The fourteenth conference of the International Association of Hispanists was held in New York, at the Graduate Center of the City University of New York, 365 Fifth Avenue, from the 16th to the 21st of July, 2001. There were more than 550 participants, arriving from some thirty countries from the Americas, Europe, Asia, Africa and Australia, countries as disparate with regard to Hispanism as Mexico and Venezuela on the one hand and India and Japan on the other. The inaugural act took place on Monday, June 16th, at 10.00 a.m. and boasted the attendance of the City University and the Graduate Center administrative authorities, the Duke and Duchess of Soria, honorary members of the AIH, and the diplomatic corps of Mexico and Spain.

In addition to six key-note speeches and fourteen simultaneous sessions of papers on themes and topics related to Hispanic languages, literatures and cultures, there were other activities hosted by the many institutions that share New York's cultural space with the Graduate Center: an exhibition of rare Hispanic books and manuscripts, organized by John O'Neill at the Hispanic Society with the title, Literary Treasures: Books and Manuscripts from the Library of the Hispanic Society of America; the exhibits Pintura Metarrealista in the Spanish Institute; Weightless Time. Photographs of Miguel Morales, in the Mexican Cultural Institute, and The Quijote in the World. Title-pages of Editions of the Quijote, organized by the Center for Cervantine Studies of the University of Alcala de Henares (Spain), in the Graduate Center. Furthermore, the Graduate Center also presented an exhibition of books and magazines of Hispanic studies that were of interest to specialists as well as the general public.

→ **DATA EXCERPTS**:
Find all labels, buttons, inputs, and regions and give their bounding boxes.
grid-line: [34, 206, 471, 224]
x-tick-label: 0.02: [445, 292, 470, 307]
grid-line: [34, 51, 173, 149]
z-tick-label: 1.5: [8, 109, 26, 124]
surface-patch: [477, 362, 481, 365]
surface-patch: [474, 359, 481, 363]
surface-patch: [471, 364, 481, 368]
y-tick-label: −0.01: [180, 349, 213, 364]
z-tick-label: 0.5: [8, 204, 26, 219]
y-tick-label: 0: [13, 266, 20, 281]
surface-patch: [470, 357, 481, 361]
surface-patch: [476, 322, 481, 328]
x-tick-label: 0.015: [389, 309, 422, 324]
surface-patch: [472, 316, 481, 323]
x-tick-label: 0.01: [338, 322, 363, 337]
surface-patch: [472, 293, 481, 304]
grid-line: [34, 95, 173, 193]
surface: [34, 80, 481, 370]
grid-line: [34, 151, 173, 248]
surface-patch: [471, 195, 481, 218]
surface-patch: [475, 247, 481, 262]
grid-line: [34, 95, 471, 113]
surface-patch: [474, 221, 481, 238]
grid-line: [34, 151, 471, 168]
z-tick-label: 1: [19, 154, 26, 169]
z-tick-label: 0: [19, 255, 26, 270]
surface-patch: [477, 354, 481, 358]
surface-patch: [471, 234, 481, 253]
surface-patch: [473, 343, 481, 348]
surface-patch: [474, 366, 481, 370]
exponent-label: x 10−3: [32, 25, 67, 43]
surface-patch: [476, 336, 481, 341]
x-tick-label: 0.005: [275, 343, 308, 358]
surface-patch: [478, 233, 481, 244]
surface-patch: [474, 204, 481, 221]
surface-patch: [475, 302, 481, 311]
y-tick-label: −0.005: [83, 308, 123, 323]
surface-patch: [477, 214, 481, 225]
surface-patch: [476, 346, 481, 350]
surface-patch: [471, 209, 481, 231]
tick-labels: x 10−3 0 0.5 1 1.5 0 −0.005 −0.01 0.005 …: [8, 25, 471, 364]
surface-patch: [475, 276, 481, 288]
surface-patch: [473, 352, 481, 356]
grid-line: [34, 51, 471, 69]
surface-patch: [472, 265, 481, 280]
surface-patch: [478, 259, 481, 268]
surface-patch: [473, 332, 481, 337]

→ **BRIEF 1**: According to the conference account, how many participants attended the meeting?
→ **BRIEF 2**: Reproduce the stretch of the conference account from "The fourteenth conference" through "Mexico and Spain.".
→ **BRIEF 3**:
Check each statement against the conference account. Answer yes or no, and quote the words that decide it.
(a) The conference was held at the Graduate Center of the City University of New York.
(b) The exhibition of rare Hispanic books and manuscripts took place at the Spanish Institute.
(c) The program included six key-note speeches.

→ **WRITTEN REPLY 1**: More than 550.

→ **WRITTEN REPLY 2**:
The fourteenth conference of the International Association of Hispanists was held in New York, at the Graduate Center of the City University of New York, 365 Fifth Avenue, from the 16th to the 21st of July, 2001. There were more than 550 participants, arriving from some thirty countries from the Americas, Europe, Asia, Africa and Australia, countries as disparate with regard to Hispanism as Mexico and Venezuela on the one hand and India and Japan on the other. The inaugural act took place on Monday, June 16th, at 10.00 a.m. and boasted the attendance of the City University and the Graduate Center administrative authorities, the Duke and Duchess of Soria, honorary members of the AIH, and the diplomatic corps of Mexico and Spain.

→ **WRITTEN REPLY 3**:
(a) Yes: "at the Graduate Center of the City University of New York"
(b) No: "organized by John O'Neill at the Hispanic Society"
(c) Yes: "six key-note speeches"